▶ [SOURCE DATA]

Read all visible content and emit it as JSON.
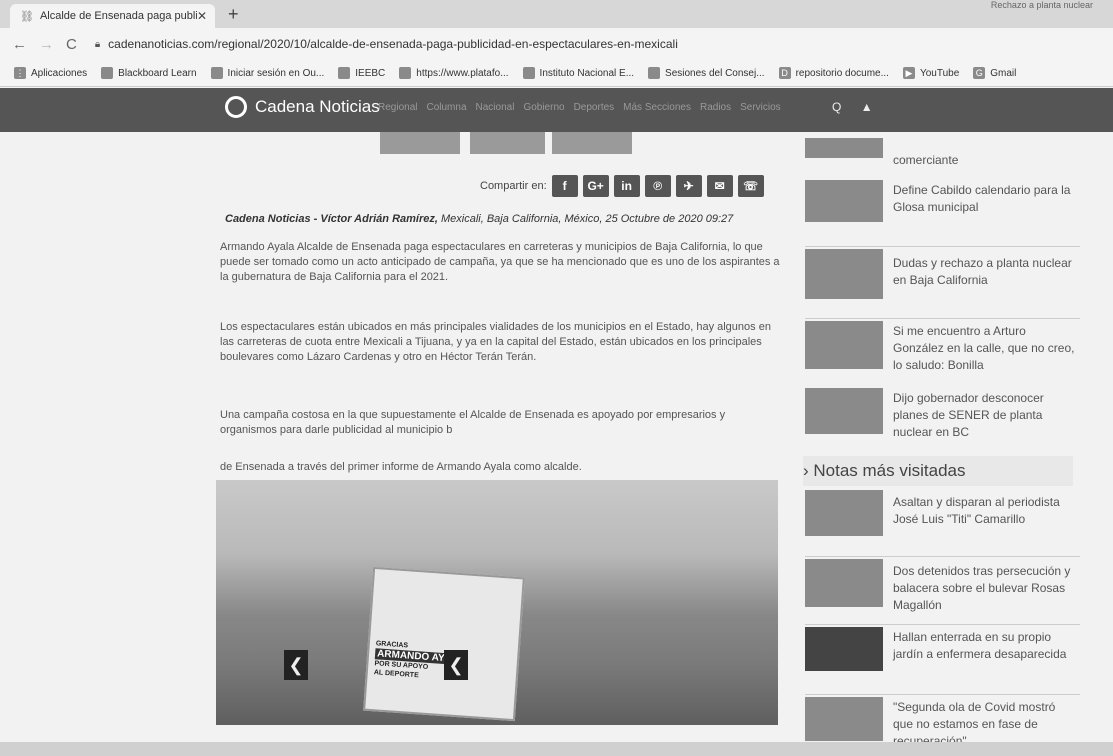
{
  "browser": {
    "tab_title": "Alcalde de Ensenada paga public",
    "url": "cadenanoticias.com/regional/2020/10/alcalde-de-ensenada-paga-publicidad-en-espectaculares-en-mexicali",
    "topright_text": "Rechazo a planta nuclear",
    "bookmarks": [
      {
        "label": "Aplicaciones"
      },
      {
        "label": "Blackboard Learn"
      },
      {
        "label": "Iniciar sesión en Ou..."
      },
      {
        "label": "IEEBC"
      },
      {
        "label": "https://www.platafo..."
      },
      {
        "label": "Instituto Nacional E..."
      },
      {
        "label": "Sesiones del Consej..."
      },
      {
        "label": "repositorio docume..."
      },
      {
        "label": "YouTube"
      },
      {
        "label": "Gmail"
      }
    ]
  },
  "site": {
    "name": "Cadena Noticias",
    "menu": [
      "Regional",
      "Columna",
      "Nacional",
      "Gobierno",
      "Deportes",
      "Más Secciones",
      "Radios",
      "Servicios"
    ]
  },
  "article": {
    "share_label": "Compartir en:",
    "byline_author": "Cadena Noticias - Víctor Adrián Ramírez,",
    "byline_location": "Mexicali, Baja California, México,",
    "byline_date": "25 Octubre de 2020 09:27",
    "paragraphs": [
      "Armando Ayala Alcalde de Ensenada paga espectaculares en carreteras y municipios de Baja California, lo que puede ser tomado como un acto anticipado de campaña, ya que se ha mencionado que es uno de los aspirantes a la gubernatura de Baja California para el 2021.",
      "Los espectaculares están ubicados en más principales vialidades de los municipios en el Estado, hay algunos en las carreteras de cuota entre Mexicali a Tijuana, y ya en la capital del Estado, están ubicados en los principales boulevares como Lázaro Cardenas y otro en Héctor Terán Terán.",
      "Una campaña costosa en la que supuestamente el Alcalde de Ensenada es apoyado por empresarios y organismos para darle publicidad al municipio b",
      "de Ensenada a través del primer informe de Armando Ayala como alcalde."
    ],
    "billboard_lines": [
      "GRACIAS",
      "ARMANDO AYALA",
      "POR SU APOYO",
      "AL DEPORTE"
    ]
  },
  "sidebar": {
    "top_items": [
      {
        "title": "comerciante"
      },
      {
        "title": "Define Cabildo calendario para la Glosa municipal"
      },
      {
        "title": "Dudas y rechazo a planta nuclear en Baja California"
      },
      {
        "title": "Si me encuentro a Arturo González en la calle, que no creo, lo saludo: Bonilla"
      },
      {
        "title": "Dijo gobernador desconocer planes de SENER de planta nuclear en BC"
      }
    ],
    "section_title": "› Notas más visitadas",
    "visited_items": [
      {
        "title": "Asaltan y disparan al periodista José Luis \"Titi\" Camarillo"
      },
      {
        "title": "Dos detenidos tras persecución y balacera sobre el bulevar Rosas Magallón"
      },
      {
        "title": "Hallan enterrada en su propio jardín a enfermera desaparecida"
      },
      {
        "title": "\"Segunda ola de Covid mostró que no estamos en fase de recuperación\""
      }
    ]
  }
}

▶ [SHORT EXERCISE] Retype all of the entries exactly as written, leaving out any images.

▶ [WORKED ANSWER]
Read all visible content and emit it as JSON.
{
  "browser": {
    "tab_title": "Alcalde de Ensenada paga public",
    "url": "cadenanoticias.com/regional/2020/10/alcalde-de-ensenada-paga-publicidad-en-espectaculares-en-mexicali",
    "topright_text": "Rechazo a planta nuclear",
    "bookmarks": [
      {
        "label": "Aplicaciones"
      },
      {
        "label": "Blackboard Learn"
      },
      {
        "label": "Iniciar sesión en Ou..."
      },
      {
        "label": "IEEBC"
      },
      {
        "label": "https://www.platafo..."
      },
      {
        "label": "Instituto Nacional E..."
      },
      {
        "label": "Sesiones del Consej..."
      },
      {
        "label": "repositorio docume..."
      },
      {
        "label": "YouTube"
      },
      {
        "label": "Gmail"
      }
    ]
  },
  "site": {
    "name": "Cadena Noticias",
    "menu": [
      "Regional",
      "Columna",
      "Nacional",
      "Gobierno",
      "Deportes",
      "Más Secciones",
      "Radios",
      "Servicios"
    ]
  },
  "article": {
    "share_label": "Compartir en:",
    "byline_author": "Cadena Noticias - Víctor Adrián Ramírez,",
    "byline_location": "Mexicali, Baja California, México,",
    "byline_date": "25 Octubre de 2020 09:27",
    "paragraphs": [
      "Armando Ayala Alcalde de Ensenada paga espectaculares en carreteras y municipios de Baja California, lo que puede ser tomado como un acto anticipado de campaña, ya que se ha mencionado que es uno de los aspirantes a la gubernatura de Baja California para el 2021.",
      "Los espectaculares están ubicados en más principales vialidades de los municipios en el Estado, hay algunos en las carreteras de cuota entre Mexicali a Tijuana, y ya en la capital del Estado, están ubicados en los principales boulevares como Lázaro Cardenas y otro en Héctor Terán Terán.",
      "Una campaña costosa en la que supuestamente el Alcalde de Ensenada es apoyado por empresarios y organismos para darle publicidad al municipio b",
      "de Ensenada a través del primer informe de Armando Ayala como alcalde."
    ],
    "billboard_lines": [
      "GRACIAS",
      "ARMANDO AYALA",
      "POR SU APOYO",
      "AL DEPORTE"
    ]
  },
  "sidebar": {
    "top_items": [
      {
        "title": "comerciante"
      },
      {
        "title": "Define Cabildo calendario para la Glosa municipal"
      },
      {
        "title": "Dudas y rechazo a planta nuclear en Baja California"
      },
      {
        "title": "Si me encuentro a Arturo González en la calle, que no creo, lo saludo: Bonilla"
      },
      {
        "title": "Dijo gobernador desconocer planes de SENER de planta nuclear en BC"
      }
    ],
    "section_title": "› Notas más visitadas",
    "visited_items": [
      {
        "title": "Asaltan y disparan al periodista José Luis \"Titi\" Camarillo"
      },
      {
        "title": "Dos detenidos tras persecución y balacera sobre el bulevar Rosas Magallón"
      },
      {
        "title": "Hallan enterrada en su propio jardín a enfermera desaparecida"
      },
      {
        "title": "\"Segunda ola de Covid mostró que no estamos en fase de recuperación\""
      }
    ]
  }
}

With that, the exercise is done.